▶ **Information shown**:
┄┄┄┄┄┄
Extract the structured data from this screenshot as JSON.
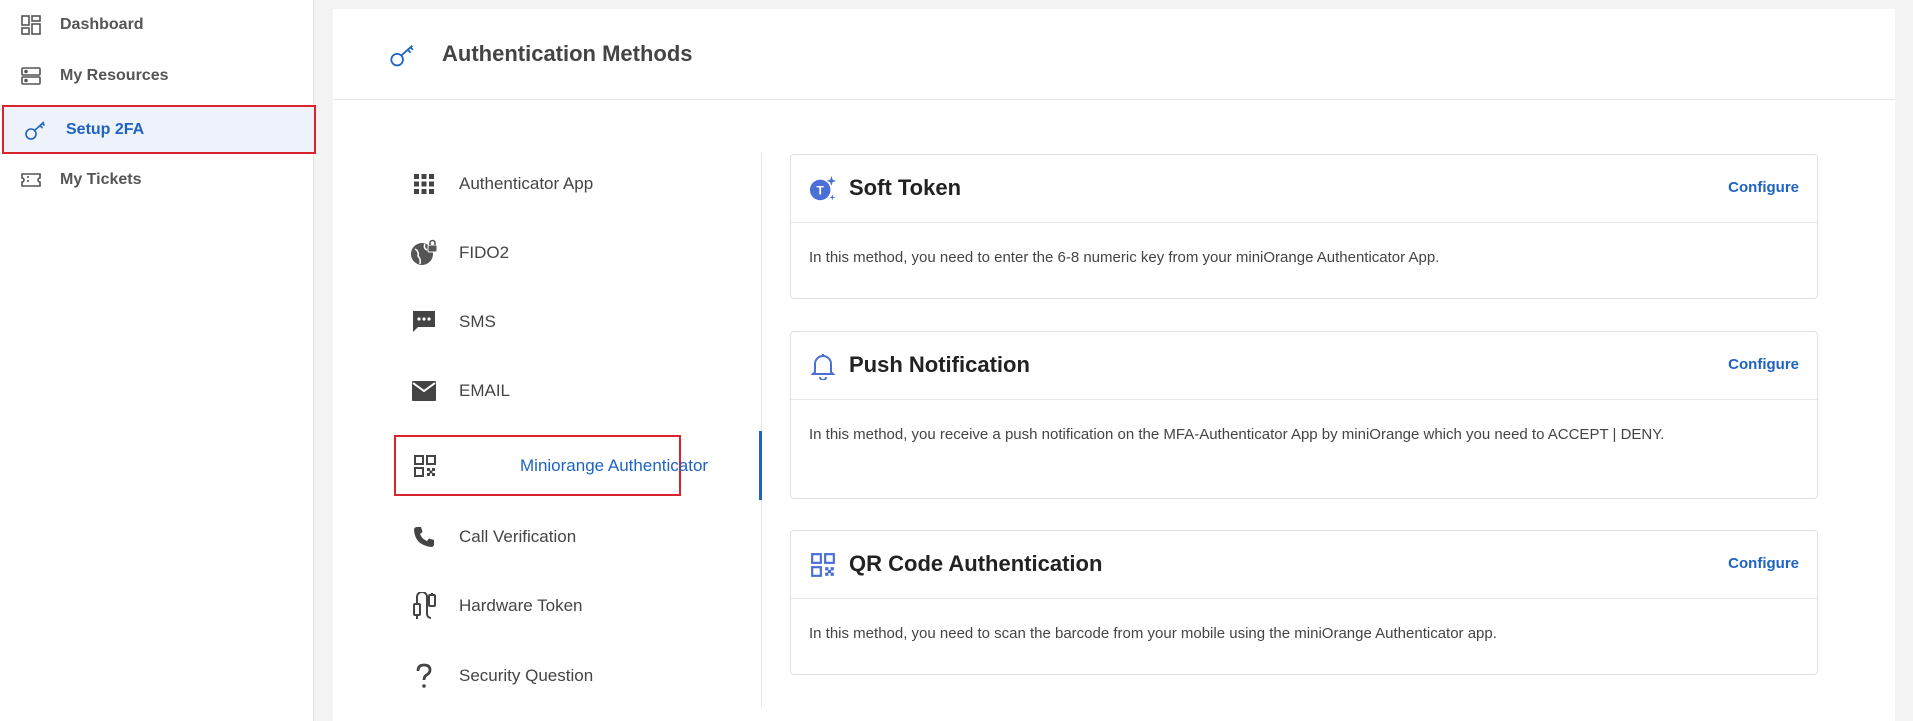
{
  "sidebar": {
    "items": [
      {
        "label": "Dashboard",
        "icon": "dashboard-icon"
      },
      {
        "label": "My Resources",
        "icon": "resources-icon"
      },
      {
        "label": "Setup 2FA",
        "icon": "key-icon",
        "active": true
      },
      {
        "label": "My Tickets",
        "icon": "ticket-icon"
      }
    ]
  },
  "header": {
    "title": "Authentication Methods",
    "icon": "key-icon"
  },
  "methods": [
    {
      "label": "Authenticator App",
      "icon": "grid-icon"
    },
    {
      "label": "FIDO2",
      "icon": "globe-lock-icon"
    },
    {
      "label": "SMS",
      "icon": "sms-icon"
    },
    {
      "label": "EMAIL",
      "icon": "email-icon"
    },
    {
      "label": "Miniorange Authenticator",
      "icon": "qr-icon",
      "active": true
    },
    {
      "label": "Call Verification",
      "icon": "phone-icon"
    },
    {
      "label": "Hardware Token",
      "icon": "hardware-token-icon"
    },
    {
      "label": "Security Question",
      "icon": "question-icon"
    }
  ],
  "cards": [
    {
      "title": "Soft Token",
      "icon": "soft-token-icon",
      "configure": "Configure",
      "description": "In this method, you need to enter the 6-8 numeric key from your miniOrange Authenticator App."
    },
    {
      "title": "Push Notification",
      "icon": "bell-icon",
      "configure": "Configure",
      "description": "In this method, you receive a push notification on the MFA-Authenticator App by miniOrange which you need to ACCEPT | DENY."
    },
    {
      "title": "QR Code Authentication",
      "icon": "qr-icon",
      "configure": "Configure",
      "description": "In this method, you need to scan the barcode from your mobile using the miniOrange Authenticator app."
    }
  ],
  "colors": {
    "accent": "#1e63c2",
    "highlight": "#d9232d",
    "text": "#444444"
  }
}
┄┄┄┄┄┄
▶ **Task description**: Give every line of the material that includes the string "title".

▶ **Solution for this exercise**:
    "title": "Authentication Methods",
      "title": "Soft Token",
      "title": "Push Notification",
      "title": "QR Code Authentication",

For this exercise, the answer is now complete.